_Work to be completed_.
Determine how many lines include the word "Grasos", then give that number and nothing more.

(Data entries)
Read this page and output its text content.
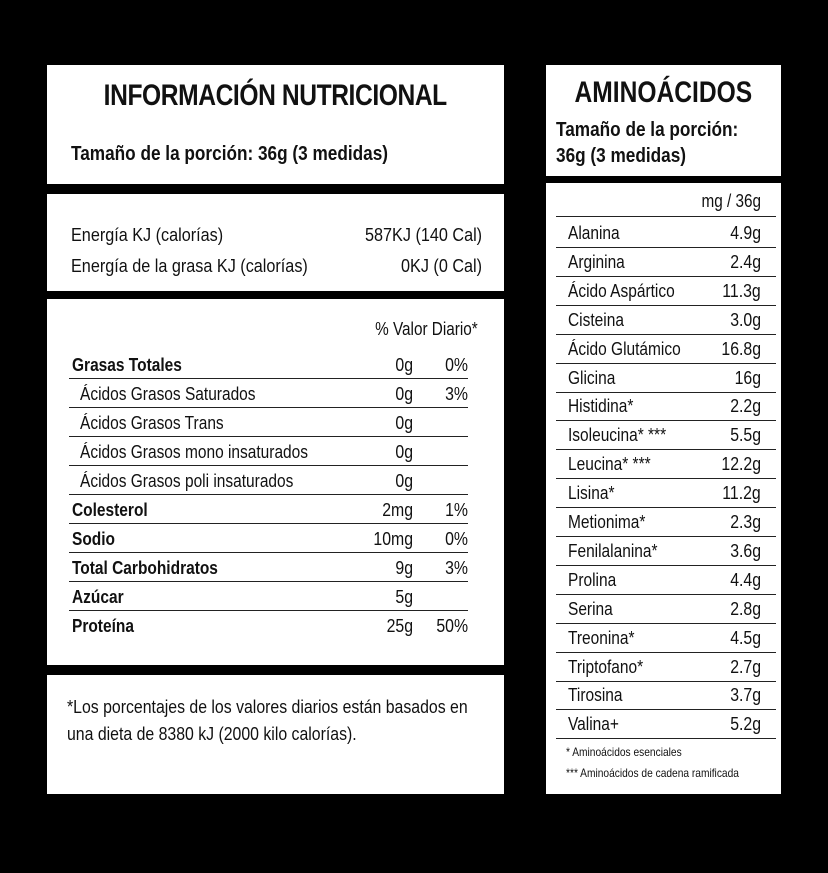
INFORMACIÓN NUTRICIONAL
Tamaño de la porción: 36g (3 medidas)
Energía KJ (calorías)	587KJ (140 Cal)
Energía de la grasa KJ (calorías)	0KJ (0 Cal)
% Valor Diario*
Grasas Totales	0g 0%
Ácidos Grasos Saturados	0g 3%
Ácidos Grasos Trans	0g
Ácidos Grasos mono insaturados	0g
Ácidos Grasos poli insaturados	0g
Colesterol	2mg 1%
Sodio	10mg 0%
Total Carbohidratos	9g 3%
Azúcar	5g
Proteína	25g 50%
*Los porcentajes de los valores diarios están basados en una dieta de 8380 kJ (2000 kilo calorías).
AMINOÁCIDOS
Tamaño de la porción:
36g (3 medidas)
mg / 36g
Alanina	4.9g
Arginina	2.4g
Ácido Aspártico	11.3g
Cisteina	3.0g
Ácido Glutámico	16.8g
Glicina	16g
Histidina*	2.2g
Isoleucina* ***	5.5g
Leucina* ***	12.2g
Lisina*	11.2g
Metionima*	2.3g
Fenilalanina*	3.6g
Prolina	4.4g
Serina	2.8g
Treonina*	4.5g
Triptofano*	2.7g
Tirosina	3.7g
Valina+	5.2g
* Aminoácidos esenciales
*** Aminoácidos de cadena ramificada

_Full answer_.
4